(Data records)
----------

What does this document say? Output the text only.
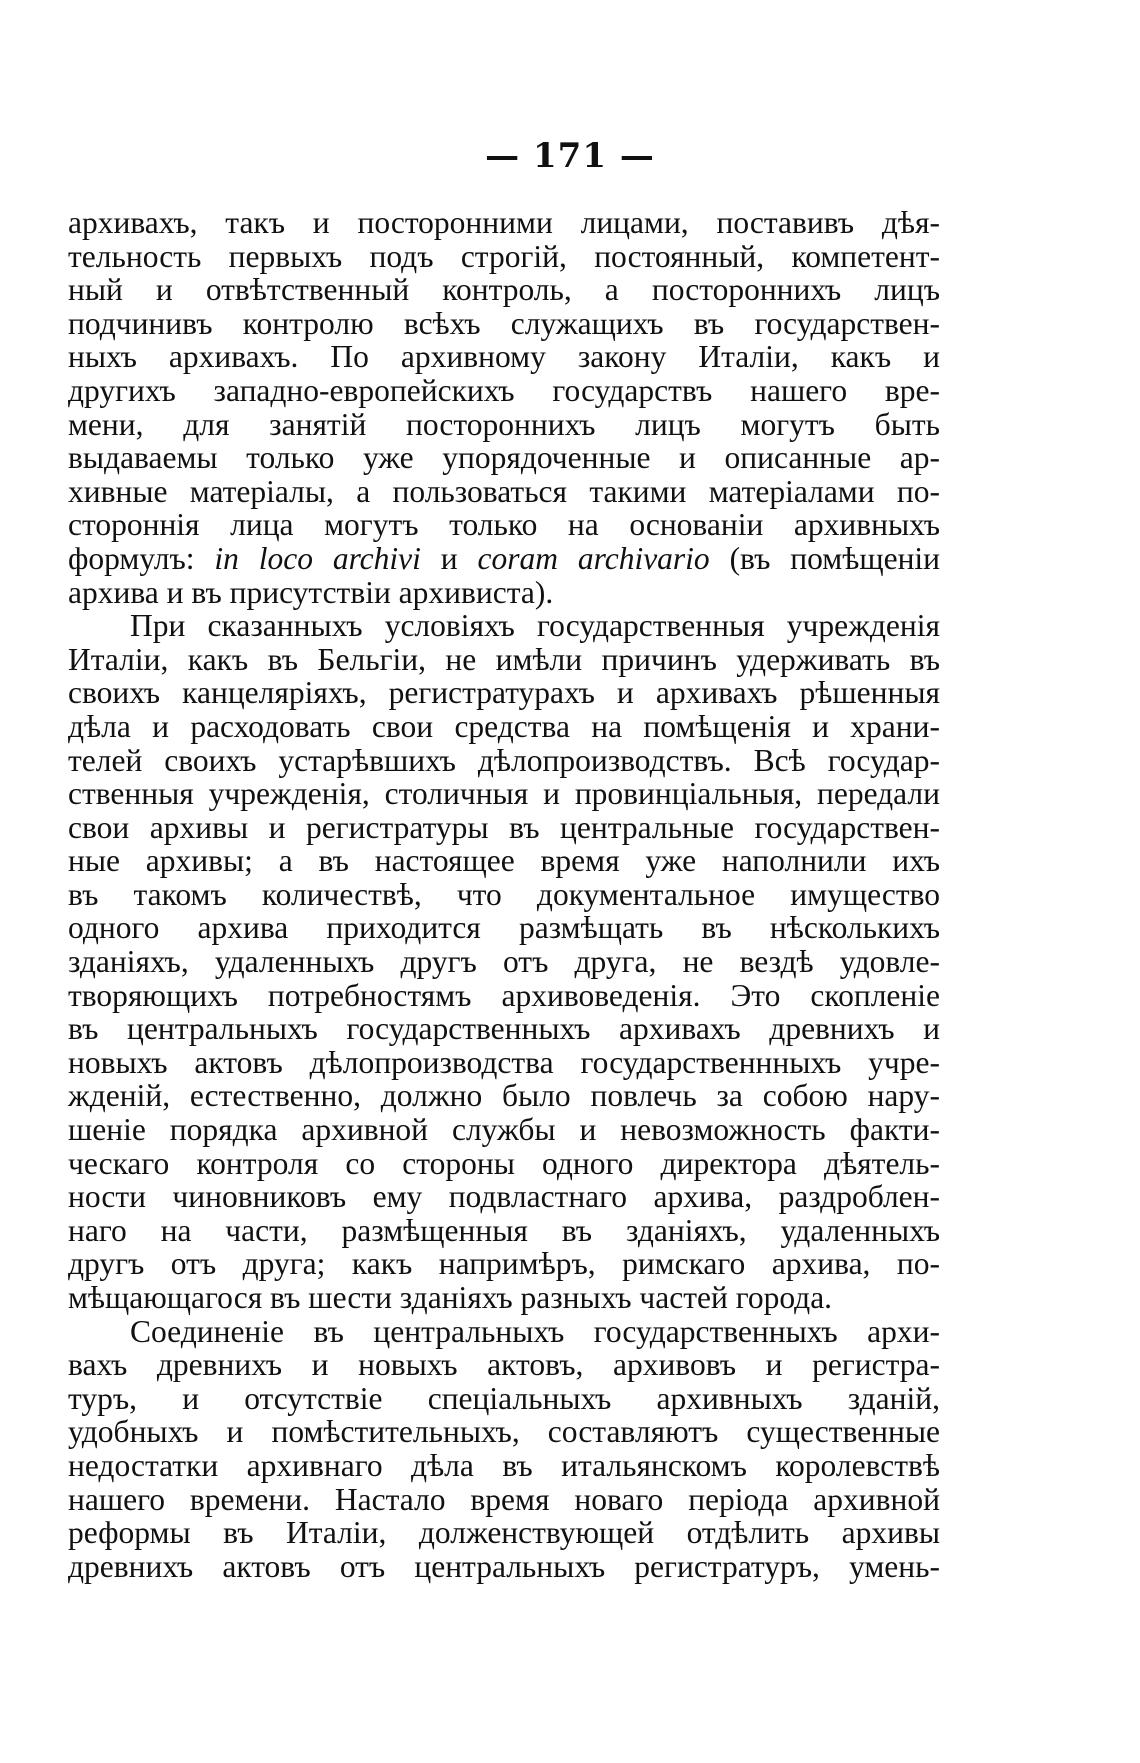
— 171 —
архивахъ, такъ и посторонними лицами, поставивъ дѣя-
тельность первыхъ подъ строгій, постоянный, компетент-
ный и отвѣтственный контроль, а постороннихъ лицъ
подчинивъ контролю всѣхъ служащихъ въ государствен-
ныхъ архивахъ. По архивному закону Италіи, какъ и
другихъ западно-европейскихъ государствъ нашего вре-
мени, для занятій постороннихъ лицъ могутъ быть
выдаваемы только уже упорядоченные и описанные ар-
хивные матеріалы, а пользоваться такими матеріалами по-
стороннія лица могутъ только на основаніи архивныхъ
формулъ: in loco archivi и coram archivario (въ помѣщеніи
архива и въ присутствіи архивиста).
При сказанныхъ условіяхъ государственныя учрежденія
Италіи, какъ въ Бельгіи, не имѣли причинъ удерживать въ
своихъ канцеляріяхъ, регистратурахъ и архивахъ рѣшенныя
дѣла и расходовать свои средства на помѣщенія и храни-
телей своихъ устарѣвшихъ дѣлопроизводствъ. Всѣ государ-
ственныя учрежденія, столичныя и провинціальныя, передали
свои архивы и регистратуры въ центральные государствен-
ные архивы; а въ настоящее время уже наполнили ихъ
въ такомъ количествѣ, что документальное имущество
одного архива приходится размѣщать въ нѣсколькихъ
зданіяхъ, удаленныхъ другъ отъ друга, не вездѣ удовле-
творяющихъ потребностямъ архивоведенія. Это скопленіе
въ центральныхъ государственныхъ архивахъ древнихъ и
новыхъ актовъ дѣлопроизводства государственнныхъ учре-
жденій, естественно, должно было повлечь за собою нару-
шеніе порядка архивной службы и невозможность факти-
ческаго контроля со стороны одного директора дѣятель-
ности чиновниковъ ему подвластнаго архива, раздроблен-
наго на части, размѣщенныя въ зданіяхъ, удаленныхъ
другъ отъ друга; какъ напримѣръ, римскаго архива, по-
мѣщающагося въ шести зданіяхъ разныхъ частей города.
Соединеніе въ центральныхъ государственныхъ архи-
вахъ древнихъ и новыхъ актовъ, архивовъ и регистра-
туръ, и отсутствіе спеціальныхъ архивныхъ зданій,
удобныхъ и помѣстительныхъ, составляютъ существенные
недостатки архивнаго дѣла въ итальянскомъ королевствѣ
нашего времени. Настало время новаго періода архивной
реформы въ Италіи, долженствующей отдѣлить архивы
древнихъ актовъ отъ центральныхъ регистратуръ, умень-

----------

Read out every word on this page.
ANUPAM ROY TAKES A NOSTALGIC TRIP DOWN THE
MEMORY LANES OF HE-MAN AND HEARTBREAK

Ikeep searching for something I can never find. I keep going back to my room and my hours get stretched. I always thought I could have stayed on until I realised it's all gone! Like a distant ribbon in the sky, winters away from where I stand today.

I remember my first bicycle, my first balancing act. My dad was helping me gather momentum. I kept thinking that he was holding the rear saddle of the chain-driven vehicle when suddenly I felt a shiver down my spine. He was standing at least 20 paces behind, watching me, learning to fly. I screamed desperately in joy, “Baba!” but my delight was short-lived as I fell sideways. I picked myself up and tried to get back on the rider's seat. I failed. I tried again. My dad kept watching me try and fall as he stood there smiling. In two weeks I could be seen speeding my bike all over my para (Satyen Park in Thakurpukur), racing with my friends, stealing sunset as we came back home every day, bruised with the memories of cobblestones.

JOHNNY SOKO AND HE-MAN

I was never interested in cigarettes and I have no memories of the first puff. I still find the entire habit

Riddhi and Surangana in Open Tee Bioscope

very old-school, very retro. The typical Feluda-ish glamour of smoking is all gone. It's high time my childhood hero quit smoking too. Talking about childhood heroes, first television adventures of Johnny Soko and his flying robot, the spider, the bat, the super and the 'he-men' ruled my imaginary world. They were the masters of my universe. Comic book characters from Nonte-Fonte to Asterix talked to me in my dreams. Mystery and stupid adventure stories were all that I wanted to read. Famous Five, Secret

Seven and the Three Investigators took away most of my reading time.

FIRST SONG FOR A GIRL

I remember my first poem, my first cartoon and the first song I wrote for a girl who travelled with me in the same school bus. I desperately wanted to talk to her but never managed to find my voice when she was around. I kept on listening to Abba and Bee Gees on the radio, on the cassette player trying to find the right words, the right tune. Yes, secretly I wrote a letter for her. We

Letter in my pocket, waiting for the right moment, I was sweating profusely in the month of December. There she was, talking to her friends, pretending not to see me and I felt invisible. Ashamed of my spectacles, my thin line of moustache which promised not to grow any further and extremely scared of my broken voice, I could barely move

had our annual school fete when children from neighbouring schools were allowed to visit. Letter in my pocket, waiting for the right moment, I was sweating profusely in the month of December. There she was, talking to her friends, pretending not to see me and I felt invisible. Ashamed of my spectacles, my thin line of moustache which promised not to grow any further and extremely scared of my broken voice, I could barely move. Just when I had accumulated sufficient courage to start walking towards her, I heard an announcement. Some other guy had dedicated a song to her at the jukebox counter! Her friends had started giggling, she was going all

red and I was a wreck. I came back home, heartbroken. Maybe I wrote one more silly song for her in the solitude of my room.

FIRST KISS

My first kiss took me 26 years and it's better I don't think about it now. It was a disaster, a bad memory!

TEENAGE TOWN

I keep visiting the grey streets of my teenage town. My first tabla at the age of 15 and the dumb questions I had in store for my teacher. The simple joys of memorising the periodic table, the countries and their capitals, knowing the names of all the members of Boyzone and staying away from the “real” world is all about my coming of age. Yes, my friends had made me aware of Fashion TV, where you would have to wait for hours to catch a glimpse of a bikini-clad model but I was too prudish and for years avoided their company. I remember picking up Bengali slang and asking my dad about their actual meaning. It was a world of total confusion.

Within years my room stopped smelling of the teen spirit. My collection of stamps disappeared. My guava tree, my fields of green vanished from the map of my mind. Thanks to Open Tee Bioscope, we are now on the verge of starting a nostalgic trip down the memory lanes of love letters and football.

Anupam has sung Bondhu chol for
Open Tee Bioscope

----------

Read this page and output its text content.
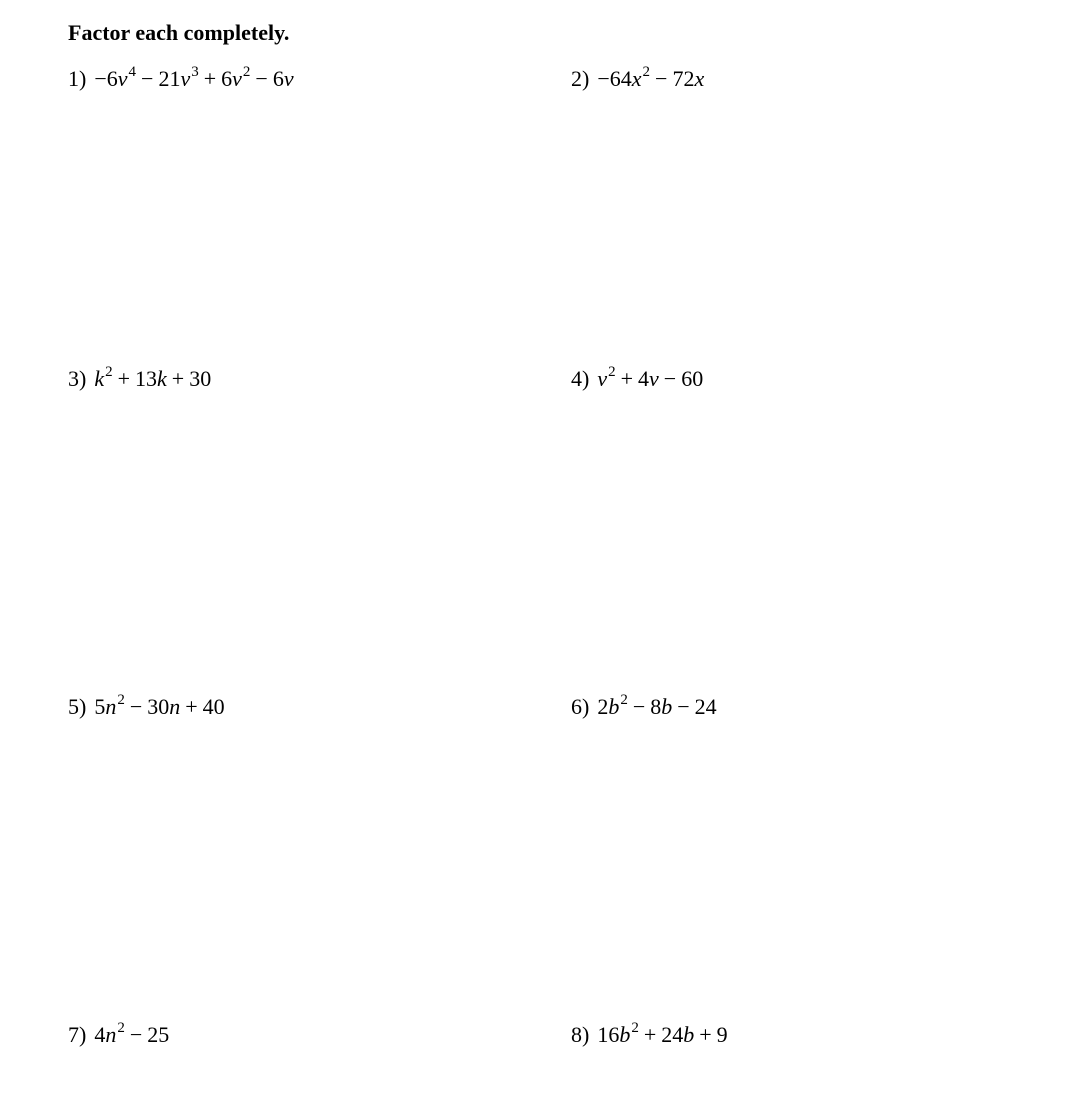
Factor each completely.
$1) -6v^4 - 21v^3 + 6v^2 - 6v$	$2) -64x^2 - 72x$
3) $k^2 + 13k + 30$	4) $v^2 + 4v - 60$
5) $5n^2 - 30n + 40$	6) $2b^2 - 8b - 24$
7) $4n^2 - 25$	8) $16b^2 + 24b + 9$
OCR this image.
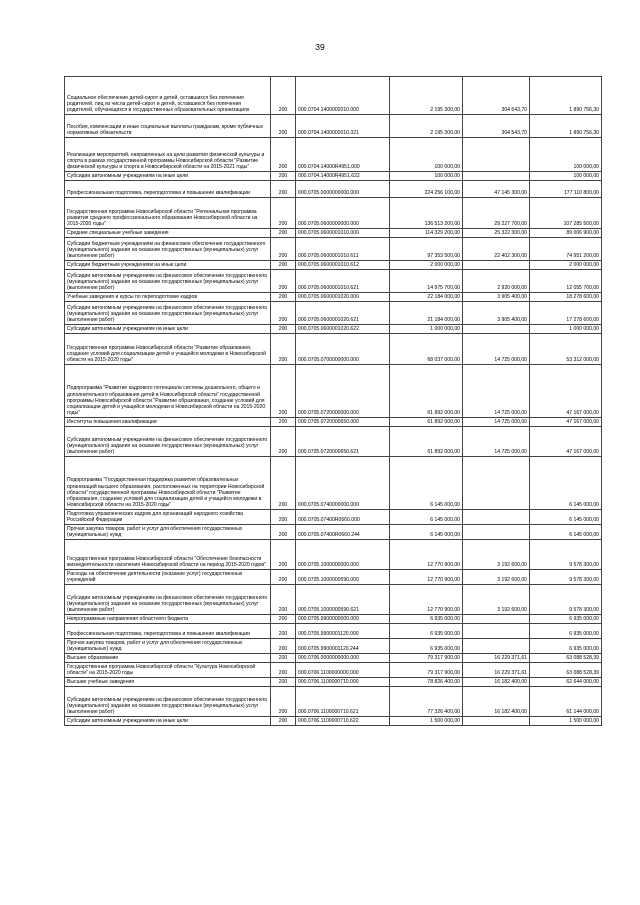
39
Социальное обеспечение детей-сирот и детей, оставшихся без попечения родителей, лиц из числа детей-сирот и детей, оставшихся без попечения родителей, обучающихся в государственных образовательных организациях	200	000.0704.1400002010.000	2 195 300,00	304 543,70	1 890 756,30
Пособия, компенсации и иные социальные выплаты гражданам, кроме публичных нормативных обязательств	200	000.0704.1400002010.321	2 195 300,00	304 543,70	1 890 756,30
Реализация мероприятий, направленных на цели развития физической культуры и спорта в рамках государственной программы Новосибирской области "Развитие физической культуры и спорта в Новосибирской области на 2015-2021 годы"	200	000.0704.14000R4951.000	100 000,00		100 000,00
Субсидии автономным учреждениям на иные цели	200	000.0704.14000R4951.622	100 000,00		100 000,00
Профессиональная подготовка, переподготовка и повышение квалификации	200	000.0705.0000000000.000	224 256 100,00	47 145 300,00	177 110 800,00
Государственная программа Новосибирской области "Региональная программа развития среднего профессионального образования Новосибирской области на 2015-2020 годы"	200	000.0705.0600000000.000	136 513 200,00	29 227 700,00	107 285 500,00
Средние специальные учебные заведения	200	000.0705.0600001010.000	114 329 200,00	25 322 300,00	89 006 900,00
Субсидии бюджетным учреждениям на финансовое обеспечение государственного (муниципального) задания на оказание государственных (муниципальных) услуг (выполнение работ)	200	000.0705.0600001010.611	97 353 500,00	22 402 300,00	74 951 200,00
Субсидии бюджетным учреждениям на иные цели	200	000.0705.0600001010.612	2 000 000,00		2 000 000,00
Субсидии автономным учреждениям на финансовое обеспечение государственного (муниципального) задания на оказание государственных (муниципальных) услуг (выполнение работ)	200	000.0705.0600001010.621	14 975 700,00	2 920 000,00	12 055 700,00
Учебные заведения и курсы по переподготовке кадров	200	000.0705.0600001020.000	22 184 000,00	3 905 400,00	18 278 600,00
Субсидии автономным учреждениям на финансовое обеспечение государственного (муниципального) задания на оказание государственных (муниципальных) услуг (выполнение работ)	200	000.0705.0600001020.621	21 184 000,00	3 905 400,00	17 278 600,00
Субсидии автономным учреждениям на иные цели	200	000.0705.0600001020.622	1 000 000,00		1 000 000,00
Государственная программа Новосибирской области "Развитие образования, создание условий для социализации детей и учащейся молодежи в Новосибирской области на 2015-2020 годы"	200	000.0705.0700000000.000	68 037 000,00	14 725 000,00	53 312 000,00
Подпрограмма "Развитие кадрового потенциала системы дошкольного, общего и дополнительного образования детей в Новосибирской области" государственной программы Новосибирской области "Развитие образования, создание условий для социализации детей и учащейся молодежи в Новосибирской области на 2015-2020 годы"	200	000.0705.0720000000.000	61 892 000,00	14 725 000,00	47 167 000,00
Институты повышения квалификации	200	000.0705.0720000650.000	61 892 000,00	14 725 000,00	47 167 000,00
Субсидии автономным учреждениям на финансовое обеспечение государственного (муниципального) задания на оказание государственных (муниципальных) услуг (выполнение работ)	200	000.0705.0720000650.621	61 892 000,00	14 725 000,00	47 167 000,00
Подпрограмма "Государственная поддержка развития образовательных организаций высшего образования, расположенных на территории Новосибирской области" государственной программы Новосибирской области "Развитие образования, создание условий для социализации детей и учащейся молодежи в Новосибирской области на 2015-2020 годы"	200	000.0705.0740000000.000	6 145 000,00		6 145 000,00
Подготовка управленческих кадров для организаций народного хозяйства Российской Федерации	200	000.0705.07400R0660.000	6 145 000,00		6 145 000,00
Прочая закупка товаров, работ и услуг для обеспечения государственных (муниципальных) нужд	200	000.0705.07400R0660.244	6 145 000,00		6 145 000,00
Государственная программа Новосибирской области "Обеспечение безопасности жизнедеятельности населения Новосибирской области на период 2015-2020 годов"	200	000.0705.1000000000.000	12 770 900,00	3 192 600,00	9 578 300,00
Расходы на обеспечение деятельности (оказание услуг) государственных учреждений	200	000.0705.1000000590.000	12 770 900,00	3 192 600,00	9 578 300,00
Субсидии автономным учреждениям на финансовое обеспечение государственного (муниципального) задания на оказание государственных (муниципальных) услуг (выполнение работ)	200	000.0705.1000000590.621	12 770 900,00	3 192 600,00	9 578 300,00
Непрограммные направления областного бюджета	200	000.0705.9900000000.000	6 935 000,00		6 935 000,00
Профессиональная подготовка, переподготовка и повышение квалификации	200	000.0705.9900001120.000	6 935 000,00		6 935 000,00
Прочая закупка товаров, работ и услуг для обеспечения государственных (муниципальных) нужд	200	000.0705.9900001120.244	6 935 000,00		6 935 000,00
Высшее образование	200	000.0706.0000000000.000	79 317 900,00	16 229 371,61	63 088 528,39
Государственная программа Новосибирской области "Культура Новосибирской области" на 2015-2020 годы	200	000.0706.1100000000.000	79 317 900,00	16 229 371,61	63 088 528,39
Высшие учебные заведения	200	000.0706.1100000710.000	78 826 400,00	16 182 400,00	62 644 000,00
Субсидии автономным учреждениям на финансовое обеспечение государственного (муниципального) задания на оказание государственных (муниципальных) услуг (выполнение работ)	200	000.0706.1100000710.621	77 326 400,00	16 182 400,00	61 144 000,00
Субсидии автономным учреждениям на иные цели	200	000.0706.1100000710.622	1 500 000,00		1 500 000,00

----------

(WHAT YOU ARE ASKED TO DO) From the entries above, extract each line containing "работ".

(COMPLETE OUTPUT)
Субсидии бюджетным учреждениям на финансовое обеспечение государственного (муниципального) задания на оказание государственных (муниципальных) услуг (выполнение работ)	200	000.0705.0600001010.611	97 353 500,00	22 402 300,00	74 951 200,00
Субсидии автономным учреждениям на финансовое обеспечение государственного (муниципального) задания на оказание государственных (муниципальных) услуг (выполнение работ)	200	000.0705.0600001010.621	14 975 700,00	2 920 000,00	12 055 700,00
Субсидии автономным учреждениям на финансовое обеспечение государственного (муниципального) задания на оказание государственных (муниципальных) услуг (выполнение работ)	200	000.0705.0600001020.621	21 184 000,00	3 905 400,00	17 278 600,00
Субсидии автономным учреждениям на финансовое обеспечение государственного (муниципального) задания на оказание государственных (муниципальных) услуг (выполнение работ)	200	000.0705.0720000650.621	61 892 000,00	14 725 000,00	47 167 000,00
Прочая закупка товаров, работ и услуг для обеспечения государственных (муниципальных) нужд	200	000.0705.07400R0660.244	6 145 000,00		6 145 000,00
Субсидии автономным учреждениям на финансовое обеспечение государственного (муниципального) задания на оказание государственных (муниципальных) услуг (выполнение работ)	200	000.0705.1000000590.621	12 770 900,00	3 192 600,00	9 578 300,00
Прочая закупка товаров, работ и услуг для обеспечения государственных (муниципальных) нужд	200	000.0705.9900001120.244	6 935 000,00		6 935 000,00
Субсидии автономным учреждениям на финансовое обеспечение государственного (муниципального) задания на оказание государственных (муниципальных) услуг (выполнение работ)	200	000.0706.1100000710.621	77 326 400,00	16 182 400,00	61 144 000,00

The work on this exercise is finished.